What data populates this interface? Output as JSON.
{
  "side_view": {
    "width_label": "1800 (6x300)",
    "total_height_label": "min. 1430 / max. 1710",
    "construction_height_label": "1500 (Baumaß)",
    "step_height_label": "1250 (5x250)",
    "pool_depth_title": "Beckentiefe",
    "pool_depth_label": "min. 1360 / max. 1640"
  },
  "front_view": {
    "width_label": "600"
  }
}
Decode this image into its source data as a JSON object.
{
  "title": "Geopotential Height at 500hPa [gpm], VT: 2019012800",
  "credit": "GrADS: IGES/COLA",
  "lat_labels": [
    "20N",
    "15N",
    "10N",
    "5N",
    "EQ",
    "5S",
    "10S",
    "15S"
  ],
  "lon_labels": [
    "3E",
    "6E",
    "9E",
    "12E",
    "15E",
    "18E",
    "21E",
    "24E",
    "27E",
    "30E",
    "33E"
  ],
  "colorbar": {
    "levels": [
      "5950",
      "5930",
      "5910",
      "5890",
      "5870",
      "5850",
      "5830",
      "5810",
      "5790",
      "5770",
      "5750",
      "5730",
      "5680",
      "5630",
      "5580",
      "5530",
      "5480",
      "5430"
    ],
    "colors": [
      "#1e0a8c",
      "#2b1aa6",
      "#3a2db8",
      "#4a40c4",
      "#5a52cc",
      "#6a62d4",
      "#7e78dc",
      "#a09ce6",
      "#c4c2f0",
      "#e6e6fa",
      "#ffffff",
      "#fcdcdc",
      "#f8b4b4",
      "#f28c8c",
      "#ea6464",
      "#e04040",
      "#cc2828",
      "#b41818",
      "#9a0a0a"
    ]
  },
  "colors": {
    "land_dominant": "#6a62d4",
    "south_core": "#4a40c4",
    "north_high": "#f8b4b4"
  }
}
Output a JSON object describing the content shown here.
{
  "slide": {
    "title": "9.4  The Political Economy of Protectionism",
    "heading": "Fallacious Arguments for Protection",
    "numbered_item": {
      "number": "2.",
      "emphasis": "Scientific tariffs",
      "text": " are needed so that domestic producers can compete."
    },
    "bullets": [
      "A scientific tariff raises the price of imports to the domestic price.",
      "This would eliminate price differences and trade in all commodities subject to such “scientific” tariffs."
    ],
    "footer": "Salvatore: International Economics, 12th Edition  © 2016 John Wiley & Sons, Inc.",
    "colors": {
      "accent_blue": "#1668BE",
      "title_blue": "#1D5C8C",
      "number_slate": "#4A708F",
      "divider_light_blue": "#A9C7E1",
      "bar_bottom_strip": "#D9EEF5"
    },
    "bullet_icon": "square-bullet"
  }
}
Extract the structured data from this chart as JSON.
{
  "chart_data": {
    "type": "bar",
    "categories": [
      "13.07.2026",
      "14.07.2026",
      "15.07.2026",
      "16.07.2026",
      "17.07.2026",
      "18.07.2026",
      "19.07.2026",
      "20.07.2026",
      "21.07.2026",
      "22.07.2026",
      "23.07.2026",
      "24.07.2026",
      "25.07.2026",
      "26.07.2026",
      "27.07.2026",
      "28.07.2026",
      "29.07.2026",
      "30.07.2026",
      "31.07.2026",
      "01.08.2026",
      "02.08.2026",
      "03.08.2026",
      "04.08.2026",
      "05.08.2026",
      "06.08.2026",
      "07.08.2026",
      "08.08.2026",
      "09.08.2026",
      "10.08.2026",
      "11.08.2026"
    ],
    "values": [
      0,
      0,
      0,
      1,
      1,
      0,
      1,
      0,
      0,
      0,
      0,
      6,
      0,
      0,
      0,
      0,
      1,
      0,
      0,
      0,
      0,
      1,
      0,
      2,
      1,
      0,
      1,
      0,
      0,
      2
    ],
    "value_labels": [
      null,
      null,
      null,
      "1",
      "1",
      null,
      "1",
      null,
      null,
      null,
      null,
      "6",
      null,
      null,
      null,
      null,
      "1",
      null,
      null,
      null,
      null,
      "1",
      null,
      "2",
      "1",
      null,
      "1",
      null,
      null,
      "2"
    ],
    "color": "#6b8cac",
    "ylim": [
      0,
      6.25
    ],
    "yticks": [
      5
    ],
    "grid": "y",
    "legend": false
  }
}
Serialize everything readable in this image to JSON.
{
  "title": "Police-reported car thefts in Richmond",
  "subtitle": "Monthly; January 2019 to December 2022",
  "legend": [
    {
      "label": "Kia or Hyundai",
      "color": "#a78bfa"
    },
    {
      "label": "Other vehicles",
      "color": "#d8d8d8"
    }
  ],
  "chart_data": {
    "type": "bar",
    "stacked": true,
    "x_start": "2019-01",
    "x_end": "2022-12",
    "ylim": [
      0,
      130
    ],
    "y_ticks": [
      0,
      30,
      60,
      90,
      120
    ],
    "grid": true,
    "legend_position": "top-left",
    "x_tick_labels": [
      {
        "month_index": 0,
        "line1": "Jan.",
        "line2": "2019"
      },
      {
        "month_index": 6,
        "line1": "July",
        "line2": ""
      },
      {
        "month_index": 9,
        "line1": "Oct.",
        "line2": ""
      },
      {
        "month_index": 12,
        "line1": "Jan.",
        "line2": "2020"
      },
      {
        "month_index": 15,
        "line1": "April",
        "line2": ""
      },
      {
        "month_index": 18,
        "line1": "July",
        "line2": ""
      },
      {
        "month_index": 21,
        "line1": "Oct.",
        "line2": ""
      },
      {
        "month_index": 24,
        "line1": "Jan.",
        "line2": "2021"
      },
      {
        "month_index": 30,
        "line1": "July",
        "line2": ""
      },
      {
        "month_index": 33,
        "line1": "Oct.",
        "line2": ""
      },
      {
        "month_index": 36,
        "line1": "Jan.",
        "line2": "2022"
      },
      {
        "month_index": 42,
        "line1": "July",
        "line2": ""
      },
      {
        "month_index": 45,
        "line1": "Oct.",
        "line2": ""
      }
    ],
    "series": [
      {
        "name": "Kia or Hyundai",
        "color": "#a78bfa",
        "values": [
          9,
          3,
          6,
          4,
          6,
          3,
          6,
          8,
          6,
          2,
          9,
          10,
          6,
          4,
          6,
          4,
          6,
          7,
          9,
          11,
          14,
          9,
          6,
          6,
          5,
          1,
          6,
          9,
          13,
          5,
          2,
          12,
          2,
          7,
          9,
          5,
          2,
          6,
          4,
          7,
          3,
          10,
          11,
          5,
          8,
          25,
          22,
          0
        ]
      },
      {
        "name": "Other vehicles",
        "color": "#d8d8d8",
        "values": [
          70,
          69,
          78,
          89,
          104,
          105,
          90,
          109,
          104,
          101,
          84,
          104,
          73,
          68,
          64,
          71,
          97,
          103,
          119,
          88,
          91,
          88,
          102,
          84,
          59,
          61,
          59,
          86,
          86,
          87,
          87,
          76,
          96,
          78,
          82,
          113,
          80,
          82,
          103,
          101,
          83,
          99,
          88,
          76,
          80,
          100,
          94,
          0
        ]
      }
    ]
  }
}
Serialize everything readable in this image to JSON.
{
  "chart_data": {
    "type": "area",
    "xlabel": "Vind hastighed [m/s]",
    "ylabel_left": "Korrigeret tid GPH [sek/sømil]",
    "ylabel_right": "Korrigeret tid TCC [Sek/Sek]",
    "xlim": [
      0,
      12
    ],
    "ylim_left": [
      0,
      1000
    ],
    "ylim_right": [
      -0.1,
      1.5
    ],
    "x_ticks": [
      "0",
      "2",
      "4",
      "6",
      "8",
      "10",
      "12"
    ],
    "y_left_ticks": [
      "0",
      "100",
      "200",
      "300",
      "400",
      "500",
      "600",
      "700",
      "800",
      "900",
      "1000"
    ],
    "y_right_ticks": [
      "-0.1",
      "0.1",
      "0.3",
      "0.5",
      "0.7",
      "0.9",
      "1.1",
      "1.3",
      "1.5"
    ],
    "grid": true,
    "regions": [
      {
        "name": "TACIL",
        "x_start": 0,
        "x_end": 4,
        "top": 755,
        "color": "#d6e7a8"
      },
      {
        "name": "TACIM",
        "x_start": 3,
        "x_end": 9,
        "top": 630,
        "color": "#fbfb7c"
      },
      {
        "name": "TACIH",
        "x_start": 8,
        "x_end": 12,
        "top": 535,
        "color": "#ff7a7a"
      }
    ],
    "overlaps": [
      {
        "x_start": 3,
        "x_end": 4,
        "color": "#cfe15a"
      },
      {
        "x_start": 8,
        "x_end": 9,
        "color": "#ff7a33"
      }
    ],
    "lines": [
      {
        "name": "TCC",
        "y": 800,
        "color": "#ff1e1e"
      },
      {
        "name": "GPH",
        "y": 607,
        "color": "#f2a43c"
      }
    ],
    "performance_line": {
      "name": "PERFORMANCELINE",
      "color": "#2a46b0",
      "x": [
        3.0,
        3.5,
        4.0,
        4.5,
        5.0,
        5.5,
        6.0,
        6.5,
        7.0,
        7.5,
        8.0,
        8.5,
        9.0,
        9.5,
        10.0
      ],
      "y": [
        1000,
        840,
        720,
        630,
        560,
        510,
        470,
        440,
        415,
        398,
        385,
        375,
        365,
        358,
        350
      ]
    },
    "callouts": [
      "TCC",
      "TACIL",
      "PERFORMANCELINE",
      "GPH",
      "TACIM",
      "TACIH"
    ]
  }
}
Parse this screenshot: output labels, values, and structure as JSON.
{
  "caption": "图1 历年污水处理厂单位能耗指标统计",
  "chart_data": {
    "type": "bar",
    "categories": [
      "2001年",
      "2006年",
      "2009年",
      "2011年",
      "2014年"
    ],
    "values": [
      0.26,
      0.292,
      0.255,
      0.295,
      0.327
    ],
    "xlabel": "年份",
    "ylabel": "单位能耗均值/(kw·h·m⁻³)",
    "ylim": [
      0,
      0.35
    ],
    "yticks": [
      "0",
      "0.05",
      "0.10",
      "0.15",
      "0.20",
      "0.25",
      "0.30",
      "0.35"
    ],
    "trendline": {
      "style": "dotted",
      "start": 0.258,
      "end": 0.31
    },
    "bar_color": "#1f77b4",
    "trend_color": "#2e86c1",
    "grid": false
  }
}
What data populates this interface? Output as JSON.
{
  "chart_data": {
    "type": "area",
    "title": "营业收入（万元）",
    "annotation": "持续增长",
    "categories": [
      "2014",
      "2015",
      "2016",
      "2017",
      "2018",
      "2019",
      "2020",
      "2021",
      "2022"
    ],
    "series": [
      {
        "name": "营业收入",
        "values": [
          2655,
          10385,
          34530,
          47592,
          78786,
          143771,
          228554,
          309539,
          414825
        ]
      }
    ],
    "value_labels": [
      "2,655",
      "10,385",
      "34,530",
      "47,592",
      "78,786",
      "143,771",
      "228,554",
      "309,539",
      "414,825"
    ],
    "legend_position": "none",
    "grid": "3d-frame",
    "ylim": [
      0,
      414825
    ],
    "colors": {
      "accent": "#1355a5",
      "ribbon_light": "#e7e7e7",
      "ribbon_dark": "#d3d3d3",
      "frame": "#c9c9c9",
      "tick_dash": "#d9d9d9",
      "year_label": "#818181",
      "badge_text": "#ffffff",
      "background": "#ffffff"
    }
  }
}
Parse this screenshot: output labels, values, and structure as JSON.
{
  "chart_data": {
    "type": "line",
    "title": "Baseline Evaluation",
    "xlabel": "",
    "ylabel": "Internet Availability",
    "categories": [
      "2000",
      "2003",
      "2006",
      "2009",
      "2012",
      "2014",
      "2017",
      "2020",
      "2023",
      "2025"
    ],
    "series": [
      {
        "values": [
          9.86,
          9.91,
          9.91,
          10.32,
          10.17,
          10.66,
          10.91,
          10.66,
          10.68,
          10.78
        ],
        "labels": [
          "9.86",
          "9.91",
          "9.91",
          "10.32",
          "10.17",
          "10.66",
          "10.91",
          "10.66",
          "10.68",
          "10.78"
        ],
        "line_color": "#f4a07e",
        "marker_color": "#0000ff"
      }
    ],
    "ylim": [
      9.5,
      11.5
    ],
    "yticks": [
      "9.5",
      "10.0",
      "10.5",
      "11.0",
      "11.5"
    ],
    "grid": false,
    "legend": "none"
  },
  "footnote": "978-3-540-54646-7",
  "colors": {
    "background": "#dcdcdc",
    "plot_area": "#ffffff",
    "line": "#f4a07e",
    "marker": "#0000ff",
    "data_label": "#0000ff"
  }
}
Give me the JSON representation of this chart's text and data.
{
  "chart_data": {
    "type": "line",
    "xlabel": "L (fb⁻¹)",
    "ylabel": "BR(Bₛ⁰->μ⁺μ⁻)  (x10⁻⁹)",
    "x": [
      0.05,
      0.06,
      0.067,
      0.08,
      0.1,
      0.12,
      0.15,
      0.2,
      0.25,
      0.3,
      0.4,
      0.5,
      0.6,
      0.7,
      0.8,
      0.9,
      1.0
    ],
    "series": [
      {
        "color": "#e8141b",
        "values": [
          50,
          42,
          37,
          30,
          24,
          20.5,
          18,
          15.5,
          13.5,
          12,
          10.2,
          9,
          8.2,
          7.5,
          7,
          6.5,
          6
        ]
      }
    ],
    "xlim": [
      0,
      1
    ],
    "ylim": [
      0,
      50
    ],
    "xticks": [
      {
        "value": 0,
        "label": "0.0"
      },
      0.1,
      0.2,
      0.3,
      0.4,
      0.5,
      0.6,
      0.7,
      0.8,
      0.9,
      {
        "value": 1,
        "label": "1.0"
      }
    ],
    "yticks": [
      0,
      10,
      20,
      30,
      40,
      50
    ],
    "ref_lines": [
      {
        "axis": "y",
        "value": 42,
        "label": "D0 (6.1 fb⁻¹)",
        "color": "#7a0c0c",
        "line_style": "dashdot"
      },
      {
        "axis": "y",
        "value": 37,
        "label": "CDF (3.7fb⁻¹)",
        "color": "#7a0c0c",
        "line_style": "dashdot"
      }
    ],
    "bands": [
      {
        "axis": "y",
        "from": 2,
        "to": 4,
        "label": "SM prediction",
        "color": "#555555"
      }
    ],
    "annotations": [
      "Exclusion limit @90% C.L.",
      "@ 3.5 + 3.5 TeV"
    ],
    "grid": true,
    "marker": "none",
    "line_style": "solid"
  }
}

###

» GOAL: Search the preceding listing for the word "grid" and pull out every line that holds it.

» EXPECTED OUTPUT:
    "grid": "y",
    "grid": true,
    "grid": true,
    "grid": false
    "grid": "3d-frame",
    "grid": false,
    "grid": true,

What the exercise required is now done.